◆ **Problem requirements**: Rewrite only the stretch of the listing from the line containing "block 03: adipiscing" through the line containing "bat-shaped track [67,295,707,558]", with "zombie hand" changed to "zombie arm" and everything else left as is.

Element placement data:
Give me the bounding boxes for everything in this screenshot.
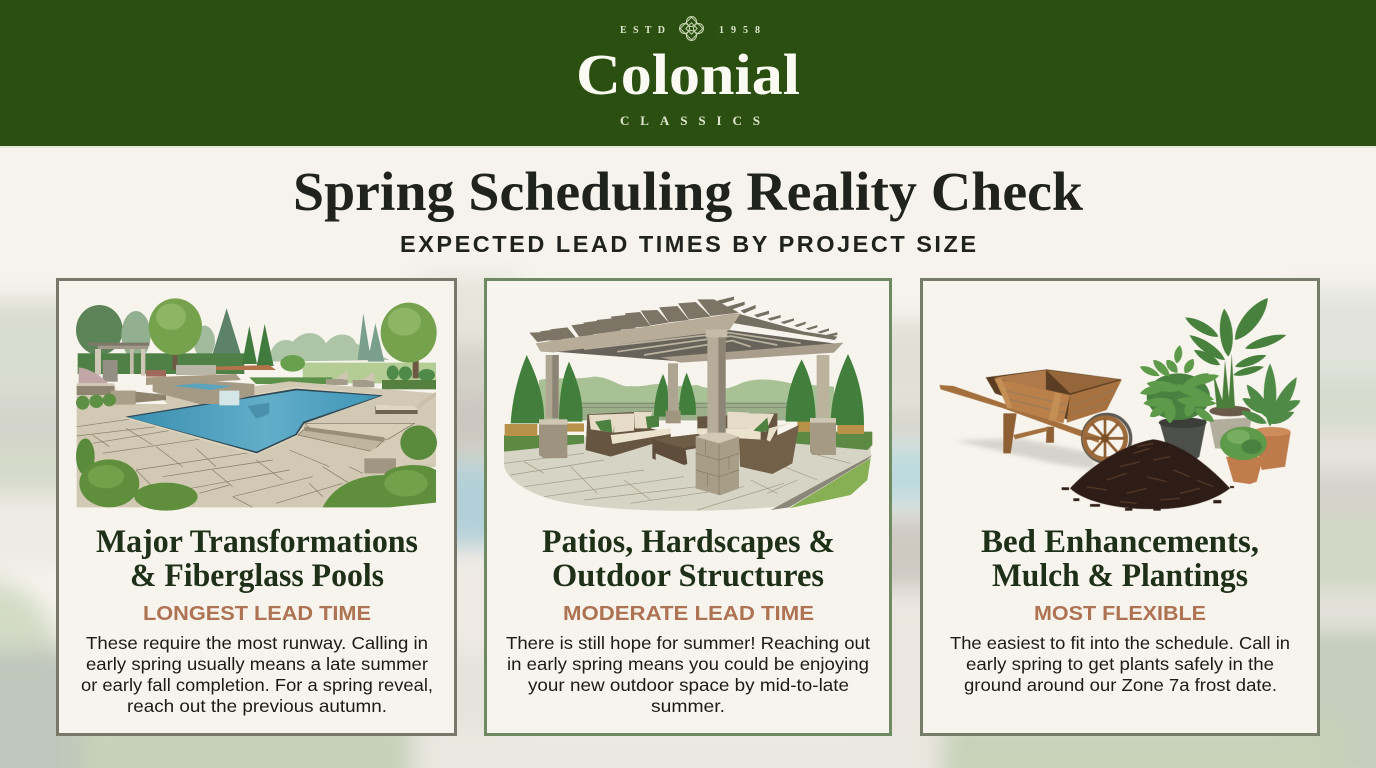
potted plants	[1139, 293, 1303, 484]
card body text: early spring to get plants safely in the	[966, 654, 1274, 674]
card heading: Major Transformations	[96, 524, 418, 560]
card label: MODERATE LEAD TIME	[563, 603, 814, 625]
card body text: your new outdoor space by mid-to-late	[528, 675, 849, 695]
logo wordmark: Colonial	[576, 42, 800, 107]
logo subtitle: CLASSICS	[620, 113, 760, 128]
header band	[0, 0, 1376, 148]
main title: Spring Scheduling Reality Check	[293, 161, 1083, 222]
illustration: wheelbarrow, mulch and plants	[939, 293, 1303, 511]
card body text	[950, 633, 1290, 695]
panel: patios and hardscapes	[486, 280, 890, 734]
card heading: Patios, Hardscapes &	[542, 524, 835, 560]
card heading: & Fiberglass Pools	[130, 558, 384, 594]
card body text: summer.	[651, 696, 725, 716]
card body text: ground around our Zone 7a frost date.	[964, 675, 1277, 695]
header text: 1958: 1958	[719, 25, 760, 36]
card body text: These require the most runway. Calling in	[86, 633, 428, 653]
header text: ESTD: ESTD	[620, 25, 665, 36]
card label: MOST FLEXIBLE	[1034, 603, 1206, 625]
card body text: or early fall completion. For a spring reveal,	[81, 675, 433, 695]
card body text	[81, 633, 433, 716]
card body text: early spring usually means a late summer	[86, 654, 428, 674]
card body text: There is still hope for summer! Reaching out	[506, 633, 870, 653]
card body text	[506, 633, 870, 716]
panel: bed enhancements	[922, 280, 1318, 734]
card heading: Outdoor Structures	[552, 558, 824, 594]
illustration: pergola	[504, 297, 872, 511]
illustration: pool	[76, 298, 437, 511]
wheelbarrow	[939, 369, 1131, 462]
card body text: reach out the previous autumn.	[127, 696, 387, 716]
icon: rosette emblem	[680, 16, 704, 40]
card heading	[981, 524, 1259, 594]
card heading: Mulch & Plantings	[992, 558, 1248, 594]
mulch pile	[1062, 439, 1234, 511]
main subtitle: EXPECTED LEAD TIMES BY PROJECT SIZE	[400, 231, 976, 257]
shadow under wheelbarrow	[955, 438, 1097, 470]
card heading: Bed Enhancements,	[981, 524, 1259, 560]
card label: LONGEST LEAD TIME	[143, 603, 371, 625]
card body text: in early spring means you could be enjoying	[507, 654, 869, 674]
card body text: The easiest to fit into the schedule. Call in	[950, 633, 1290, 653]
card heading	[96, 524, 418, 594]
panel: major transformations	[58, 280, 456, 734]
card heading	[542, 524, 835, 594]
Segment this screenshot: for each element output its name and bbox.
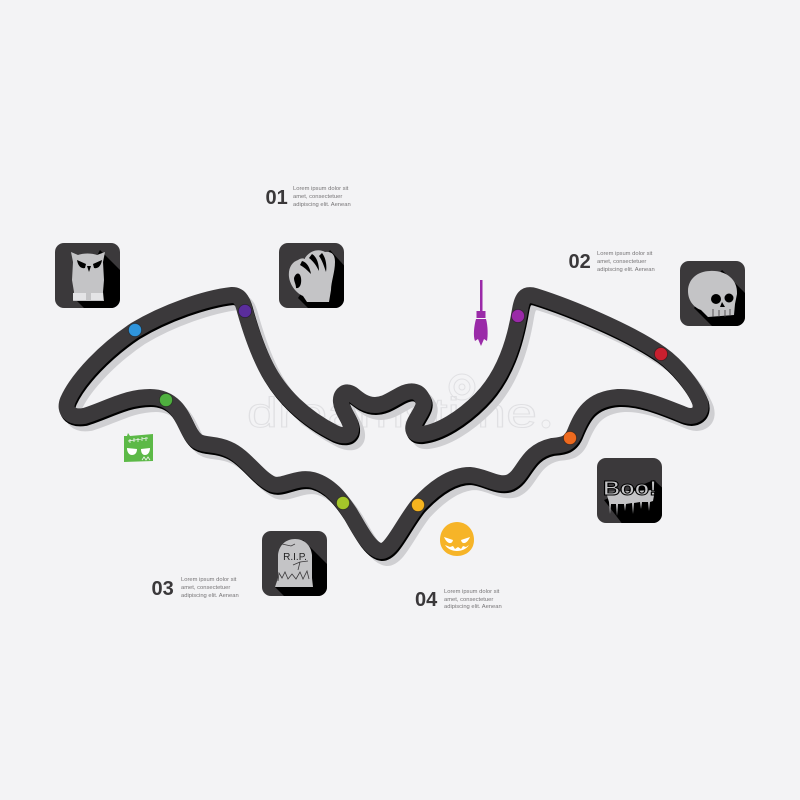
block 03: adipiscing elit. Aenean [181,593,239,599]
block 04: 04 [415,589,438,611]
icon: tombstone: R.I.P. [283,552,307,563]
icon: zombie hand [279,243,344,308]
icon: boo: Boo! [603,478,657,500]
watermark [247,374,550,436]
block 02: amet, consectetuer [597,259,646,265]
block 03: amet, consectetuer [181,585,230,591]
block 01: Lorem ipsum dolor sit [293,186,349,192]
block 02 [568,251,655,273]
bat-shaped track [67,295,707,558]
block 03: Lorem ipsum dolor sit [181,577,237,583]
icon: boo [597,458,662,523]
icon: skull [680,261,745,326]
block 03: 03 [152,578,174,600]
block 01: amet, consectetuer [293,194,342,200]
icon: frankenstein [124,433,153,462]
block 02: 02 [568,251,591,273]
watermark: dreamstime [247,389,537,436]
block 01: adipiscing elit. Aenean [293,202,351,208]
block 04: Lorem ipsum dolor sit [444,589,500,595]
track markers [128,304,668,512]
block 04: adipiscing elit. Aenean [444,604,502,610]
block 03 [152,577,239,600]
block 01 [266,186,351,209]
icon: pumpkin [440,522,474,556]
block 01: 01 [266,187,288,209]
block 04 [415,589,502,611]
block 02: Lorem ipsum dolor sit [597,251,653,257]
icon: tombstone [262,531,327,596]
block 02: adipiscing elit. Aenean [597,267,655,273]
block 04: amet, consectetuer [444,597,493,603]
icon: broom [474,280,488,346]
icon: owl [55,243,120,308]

◆ **Complete answer**:
block 03: adipiscing elit. Aenean [181,593,239,599]
block 04: 04 [415,589,438,611]
icon: tombstone: R.I.P. [283,552,307,563]
icon: zombie arm [279,243,344,308]
icon: boo: Boo! [603,478,657,500]
watermark [247,374,550,436]
block 02: amet, consectetuer [597,259,646,265]
block 03: amet, consectetuer [181,585,230,591]
block 01: Lorem ipsum dolor sit [293,186,349,192]
block 02 [568,251,655,273]
bat-shaped track [67,295,707,558]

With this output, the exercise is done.